Leave out the pictures, then reproduce the rest of the material exactly.
====== EXERCISE MATERIAL ======
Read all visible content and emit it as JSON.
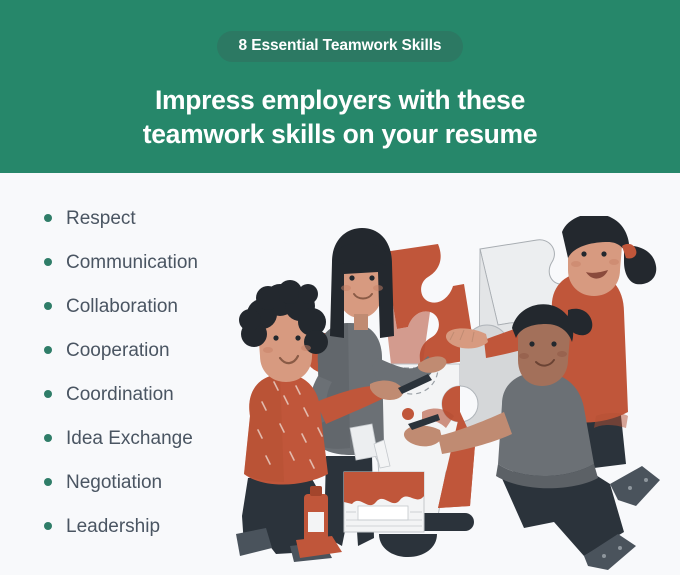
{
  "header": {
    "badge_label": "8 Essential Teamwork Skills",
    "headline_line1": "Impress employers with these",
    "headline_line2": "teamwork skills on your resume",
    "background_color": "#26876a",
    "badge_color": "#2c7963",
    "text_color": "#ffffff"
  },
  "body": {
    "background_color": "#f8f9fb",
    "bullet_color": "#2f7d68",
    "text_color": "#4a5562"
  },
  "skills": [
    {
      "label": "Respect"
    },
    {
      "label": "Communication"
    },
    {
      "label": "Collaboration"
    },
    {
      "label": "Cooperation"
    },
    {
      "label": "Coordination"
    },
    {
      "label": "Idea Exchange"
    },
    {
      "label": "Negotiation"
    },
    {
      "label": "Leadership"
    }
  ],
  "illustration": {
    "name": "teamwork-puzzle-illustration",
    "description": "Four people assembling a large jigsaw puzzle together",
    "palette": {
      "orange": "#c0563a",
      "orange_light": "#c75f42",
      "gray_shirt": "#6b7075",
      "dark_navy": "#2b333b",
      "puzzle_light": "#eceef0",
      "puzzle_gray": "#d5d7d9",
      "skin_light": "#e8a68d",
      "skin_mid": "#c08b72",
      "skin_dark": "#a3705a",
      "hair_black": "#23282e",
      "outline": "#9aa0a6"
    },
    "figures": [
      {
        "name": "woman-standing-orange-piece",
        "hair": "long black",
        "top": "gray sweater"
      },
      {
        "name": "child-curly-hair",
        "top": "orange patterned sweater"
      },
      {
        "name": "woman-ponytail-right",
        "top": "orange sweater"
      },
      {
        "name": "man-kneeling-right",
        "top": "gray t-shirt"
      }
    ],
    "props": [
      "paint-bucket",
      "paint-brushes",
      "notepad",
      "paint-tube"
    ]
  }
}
======
THE RESULT:
Read all visible content and emit it as JSON.
{
  "header": {
    "badge_label": "8 Essential Teamwork Skills",
    "headline_line1": "Impress employers with these",
    "headline_line2": "teamwork skills on your resume",
    "background_color": "#26876a",
    "badge_color": "#2c7963",
    "text_color": "#ffffff"
  },
  "body": {
    "background_color": "#f8f9fb",
    "bullet_color": "#2f7d68",
    "text_color": "#4a5562"
  },
  "skills": [
    {
      "label": "Respect"
    },
    {
      "label": "Communication"
    },
    {
      "label": "Collaboration"
    },
    {
      "label": "Cooperation"
    },
    {
      "label": "Coordination"
    },
    {
      "label": "Idea Exchange"
    },
    {
      "label": "Negotiation"
    },
    {
      "label": "Leadership"
    }
  ],
  "illustration": {
    "name": "teamwork-puzzle-illustration",
    "description": "Four people assembling a large jigsaw puzzle together",
    "palette": {
      "orange": "#c0563a",
      "orange_light": "#c75f42",
      "gray_shirt": "#6b7075",
      "dark_navy": "#2b333b",
      "puzzle_light": "#eceef0",
      "puzzle_gray": "#d5d7d9",
      "skin_light": "#e8a68d",
      "skin_mid": "#c08b72",
      "skin_dark": "#a3705a",
      "hair_black": "#23282e",
      "outline": "#9aa0a6"
    },
    "figures": [
      {
        "name": "woman-standing-orange-piece",
        "hair": "long black",
        "top": "gray sweater"
      },
      {
        "name": "child-curly-hair",
        "top": "orange patterned sweater"
      },
      {
        "name": "woman-ponytail-right",
        "top": "orange sweater"
      },
      {
        "name": "man-kneeling-right",
        "top": "gray t-shirt"
      }
    ],
    "props": [
      "paint-bucket",
      "paint-brushes",
      "notepad",
      "paint-tube"
    ]
  }
}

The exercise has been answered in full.